REQUIRED TASK:
Which lines below hold the word "Phocuswright"? Copy all of them.

============================================================

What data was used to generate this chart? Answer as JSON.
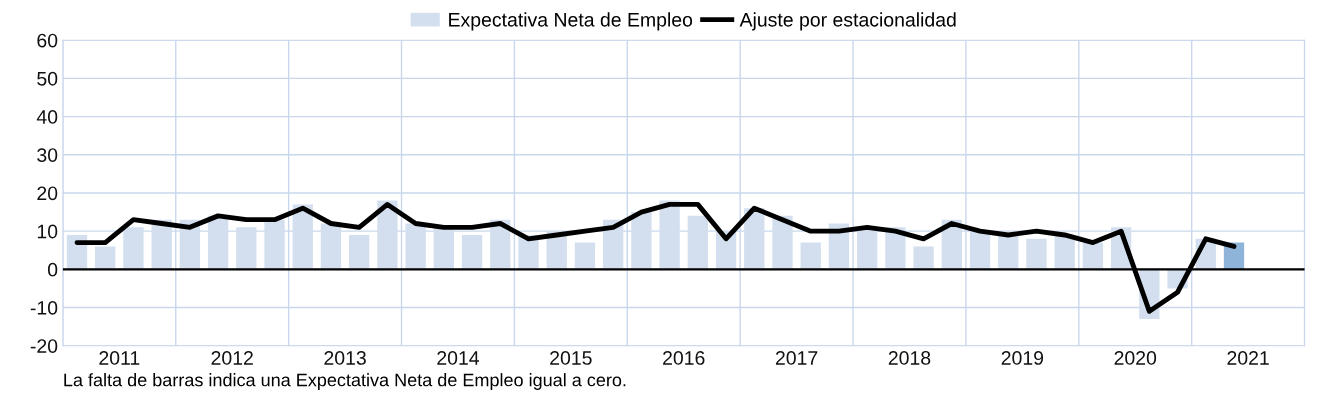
{
  "chart_data": {
    "type": "bar",
    "x": [
      2011.125,
      2011.375,
      2011.625,
      2011.875,
      2012.125,
      2012.375,
      2012.625,
      2012.875,
      2013.125,
      2013.375,
      2013.625,
      2013.875,
      2014.125,
      2014.375,
      2014.625,
      2014.875,
      2015.125,
      2015.375,
      2015.625,
      2015.875,
      2016.125,
      2016.375,
      2016.625,
      2016.875,
      2017.125,
      2017.375,
      2017.625,
      2017.875,
      2018.125,
      2018.375,
      2018.625,
      2018.875,
      2019.125,
      2019.375,
      2019.625,
      2019.875,
      2020.125,
      2020.375,
      2020.625,
      2020.875,
      2021.125,
      2021.375
    ],
    "series": [
      {
        "name": "Expectativa Neta de Empleo",
        "color": "#d3dfee",
        "colors": [
          "#d3dfee",
          "#d3dfee",
          "#d3dfee",
          "#d3dfee",
          "#d3dfee",
          "#d3dfee",
          "#d3dfee",
          "#d3dfee",
          "#d3dfee",
          "#d3dfee",
          "#d3dfee",
          "#d3dfee",
          "#d3dfee",
          "#d3dfee",
          "#d3dfee",
          "#d3dfee",
          "#d3dfee",
          "#d3dfee",
          "#d3dfee",
          "#d3dfee",
          "#d3dfee",
          "#d3dfee",
          "#d3dfee",
          "#d3dfee",
          "#d3dfee",
          "#d3dfee",
          "#d3dfee",
          "#d3dfee",
          "#d3dfee",
          "#d3dfee",
          "#d3dfee",
          "#d3dfee",
          "#d3dfee",
          "#d3dfee",
          "#d3dfee",
          "#d3dfee",
          "#d3dfee",
          "#d3dfee",
          "#d3dfee",
          "#d3dfee",
          "#d3dfee",
          "#8fb4d9"
        ],
        "values": [
          9,
          6,
          11,
          13,
          13,
          14,
          11,
          13,
          17,
          12,
          9,
          18,
          12,
          11,
          9,
          13,
          9,
          10,
          7,
          13,
          15,
          18,
          14,
          10,
          16,
          14,
          7,
          12,
          11,
          11,
          6,
          13,
          10,
          9,
          8,
          9,
          7,
          11,
          -13,
          -5,
          8,
          7
        ]
      },
      {
        "name": "Ajuste por estacionalidad",
        "type": "line",
        "color": "#000000",
        "values": [
          7,
          7,
          13,
          12,
          11,
          14,
          13,
          13,
          16,
          12,
          11,
          17,
          12,
          11,
          11,
          12,
          8,
          9,
          10,
          11,
          15,
          17,
          17,
          8,
          16,
          13,
          10,
          10,
          11,
          10,
          8,
          12,
          10,
          9,
          10,
          9,
          7,
          10,
          -11,
          -6,
          8,
          6
        ]
      }
    ],
    "xlim": [
      2011,
      2022
    ],
    "xticks": [
      {
        "value": 2011,
        "label": null
      },
      {
        "value": 2012,
        "label": null
      },
      {
        "value": 2013,
        "label": null
      },
      {
        "value": 2014,
        "label": null
      },
      {
        "value": 2015,
        "label": null
      },
      {
        "value": 2016,
        "label": null
      },
      {
        "value": 2017,
        "label": null
      },
      {
        "value": 2018,
        "label": null
      },
      {
        "value": 2019,
        "label": null
      },
      {
        "value": 2020,
        "label": null
      },
      {
        "value": 2021,
        "label": null
      },
      {
        "value": 2022,
        "label": null
      },
      {
        "value": 2011.5,
        "label": "2011"
      },
      {
        "value": 2012.5,
        "label": "2012"
      },
      {
        "value": 2013.5,
        "label": "2013"
      },
      {
        "value": 2014.5,
        "label": "2014"
      },
      {
        "value": 2015.5,
        "label": "2015"
      },
      {
        "value": 2016.5,
        "label": "2016"
      },
      {
        "value": 2017.5,
        "label": "2017"
      },
      {
        "value": 2018.5,
        "label": "2018"
      },
      {
        "value": 2019.5,
        "label": "2019"
      },
      {
        "value": 2020.5,
        "label": "2020"
      },
      {
        "value": 2021.5,
        "label": "2021"
      }
    ],
    "ylim": [
      -20,
      60
    ],
    "yticks": [
      -20,
      -10,
      0,
      10,
      20,
      30,
      40,
      50,
      60
    ],
    "grid": true,
    "legend": "top",
    "ref_lines": [
      {
        "axis": "y",
        "value": 0,
        "color": "#000000"
      }
    ],
    "annotations": [
      "La falta de barras indica una Expectativa Neta de Empleo igual a cero."
    ]
  }
}
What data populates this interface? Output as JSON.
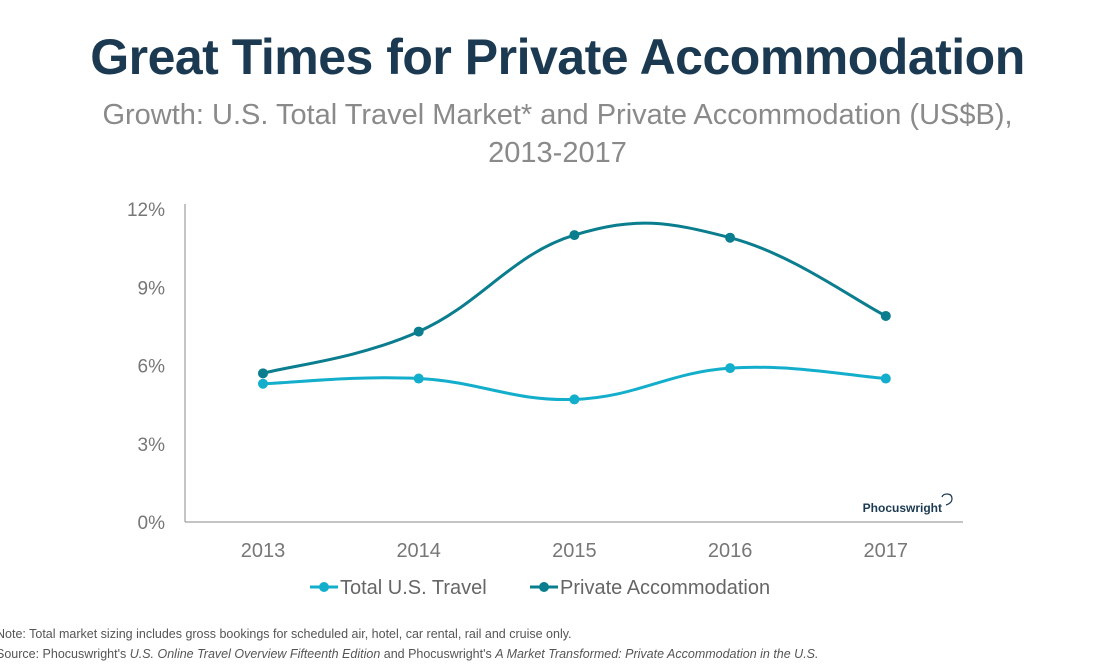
{
  "title": "Great Times for Private Accommodation",
  "subtitle_line1": "Growth: U.S. Total Travel Market* and Private Accommodation (US$B),",
  "subtitle_line2": "2013-2017",
  "watermark": "Phocuswright",
  "notes": {
    "note": "Note: Total market sizing includes gross bookings for scheduled air, hotel, car rental, rail and cruise only.",
    "source_prefix": "Source: Phocuswright's ",
    "source_title1": "U.S. Online Travel Overview Fifteenth Edition",
    "source_mid": " and Phocuswright's ",
    "source_title2": "A Market Transformed: Private Accommodation in the U.S."
  },
  "chart_data": {
    "type": "line",
    "categories": [
      "2013",
      "2014",
      "2015",
      "2016",
      "2017"
    ],
    "ylim": [
      0,
      12
    ],
    "yticks": [
      "0%",
      "3%",
      "6%",
      "9%",
      "12%"
    ],
    "ytick_values": [
      0,
      3,
      6,
      9,
      12
    ],
    "grid": false,
    "smooth": true,
    "legend_position": "bottom",
    "series": [
      {
        "name": "Total U.S. Travel",
        "color": "#13aecb",
        "values": [
          5.3,
          5.5,
          4.7,
          5.9,
          5.5
        ]
      },
      {
        "name": "Private Accommodation",
        "color": "#0a7d8e",
        "values": [
          5.7,
          7.3,
          11.0,
          10.9,
          7.9
        ]
      }
    ]
  }
}
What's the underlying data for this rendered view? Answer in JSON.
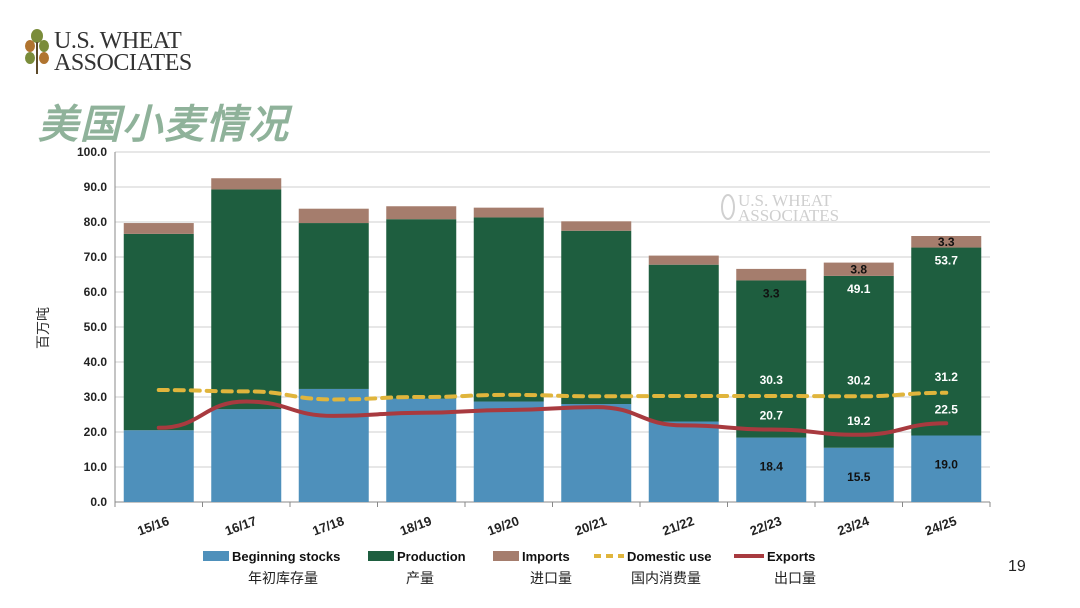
{
  "brand": {
    "line1": "U.S. WHEAT",
    "line2": "ASSOCIATES"
  },
  "page_title": "美国小麦情况",
  "page_number": "19",
  "colors": {
    "beginning_stocks": "#4e90bb",
    "production": "#1e5e3f",
    "imports": "#a57d6d",
    "domestic_use": "#e0b53c",
    "exports": "#a83a3f"
  },
  "chart_data": {
    "type": "bar",
    "stacked": true,
    "categories": [
      "15/16",
      "16/17",
      "17/18",
      "18/19",
      "19/20",
      "20/21",
      "21/22",
      "22/23",
      "23/24",
      "24/25"
    ],
    "ylabel": "百万吨",
    "ylim": [
      0,
      100
    ],
    "yticks": [
      "0.0",
      "10.0",
      "20.0",
      "30.0",
      "40.0",
      "50.0",
      "60.0",
      "70.0",
      "80.0",
      "90.0",
      "100.0"
    ],
    "grid": true,
    "series": [
      {
        "name": "Beginning stocks",
        "name_zh": "年初库存量",
        "kind": "bar",
        "values": [
          20.5,
          26.5,
          32.3,
          29.5,
          28.7,
          28.0,
          23.0,
          18.4,
          15.5,
          19.0
        ]
      },
      {
        "name": "Production",
        "name_zh": "产量",
        "kind": "bar",
        "values": [
          56.1,
          62.8,
          47.4,
          51.3,
          52.6,
          49.5,
          44.8,
          44.9,
          49.1,
          53.7
        ]
      },
      {
        "name": "Imports",
        "name_zh": "进口量",
        "kind": "bar",
        "values": [
          3.1,
          3.2,
          4.1,
          3.7,
          2.8,
          2.7,
          2.6,
          3.3,
          3.8,
          3.3
        ]
      },
      {
        "name": "Domestic use",
        "name_zh": "国内消费量",
        "kind": "line",
        "style": "dashed",
        "values": [
          32.0,
          31.6,
          29.3,
          30.0,
          30.6,
          30.2,
          30.3,
          30.3,
          30.2,
          31.2
        ]
      },
      {
        "name": "Exports",
        "name_zh": "出口量",
        "kind": "line",
        "values": [
          21.2,
          28.7,
          24.6,
          25.5,
          26.3,
          27.1,
          21.9,
          20.7,
          19.2,
          22.5
        ]
      }
    ],
    "data_labels": [
      {
        "category": "22/23",
        "values": {
          "Imports": "3.3",
          "Domestic use": "30.3",
          "Exports": "20.7",
          "Beginning stocks": "18.4"
        }
      },
      {
        "category": "23/24",
        "values": {
          "Imports": "3.8",
          "Production": "49.1",
          "Domestic use": "30.2",
          "Exports": "19.2",
          "Beginning stocks": "15.5"
        }
      },
      {
        "category": "24/25",
        "values": {
          "Imports": "3.3",
          "Production": "53.7",
          "Domestic use": "31.2",
          "Exports": "22.5",
          "Beginning stocks": "19.0"
        }
      }
    ],
    "watermark": {
      "line1": "U.S. WHEAT",
      "line2": "ASSOCIATES"
    },
    "legend_position": "bottom"
  }
}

============================================================

RESPONSE TO THIS EXERCISE:
  "watermark": "Phocuswright",
    "source_prefix": "Source: Phocuswright's ",
    "source_mid": " and Phocuswright's ",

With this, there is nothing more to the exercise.